# WHAT IS ASKED
Say how many lines contain "Oficina", using only the number.

# RECORD SET
·····
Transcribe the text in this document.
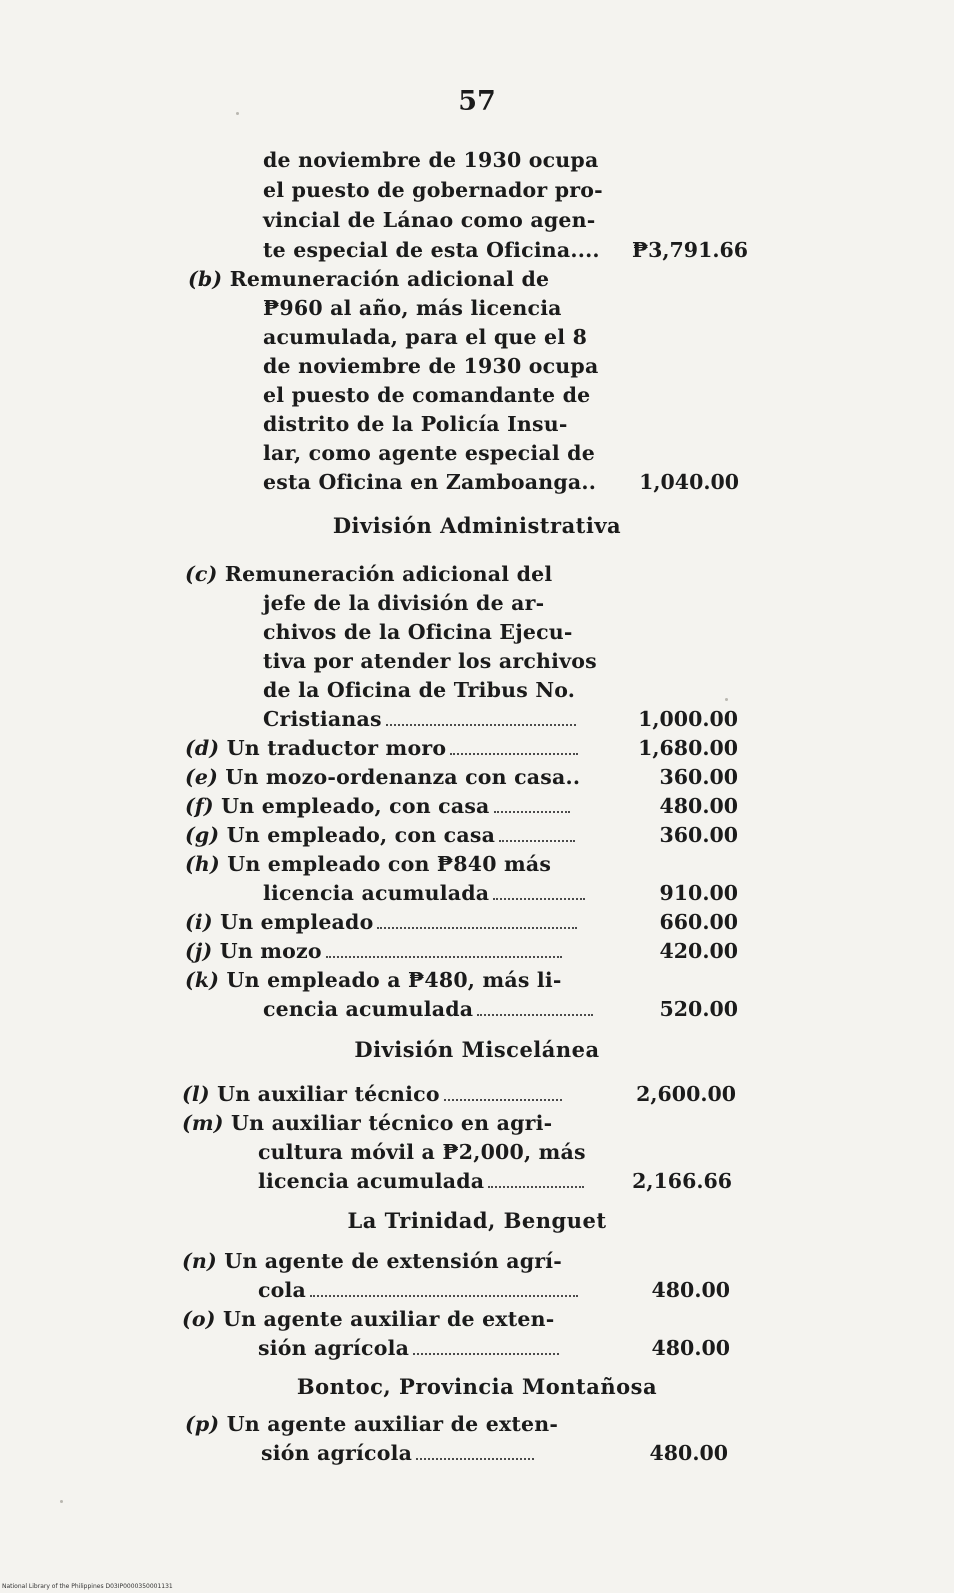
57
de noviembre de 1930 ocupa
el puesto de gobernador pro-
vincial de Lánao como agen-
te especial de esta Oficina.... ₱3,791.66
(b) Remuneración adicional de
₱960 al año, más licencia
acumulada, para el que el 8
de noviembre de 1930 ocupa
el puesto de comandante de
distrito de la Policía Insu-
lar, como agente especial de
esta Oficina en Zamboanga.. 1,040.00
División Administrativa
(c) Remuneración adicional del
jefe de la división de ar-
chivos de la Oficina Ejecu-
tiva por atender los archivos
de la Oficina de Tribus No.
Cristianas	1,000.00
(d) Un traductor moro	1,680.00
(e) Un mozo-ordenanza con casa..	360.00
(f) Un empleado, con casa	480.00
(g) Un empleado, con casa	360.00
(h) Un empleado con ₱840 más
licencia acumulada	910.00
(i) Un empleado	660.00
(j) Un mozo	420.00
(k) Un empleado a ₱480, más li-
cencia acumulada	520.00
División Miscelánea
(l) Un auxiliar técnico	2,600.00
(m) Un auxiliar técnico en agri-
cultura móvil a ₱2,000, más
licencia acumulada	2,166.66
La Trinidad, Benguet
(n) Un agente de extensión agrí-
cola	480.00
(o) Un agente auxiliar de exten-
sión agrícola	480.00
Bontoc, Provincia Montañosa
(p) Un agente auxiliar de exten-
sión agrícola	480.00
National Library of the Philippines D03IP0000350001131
·····
# EXERCISE SOLUTION
4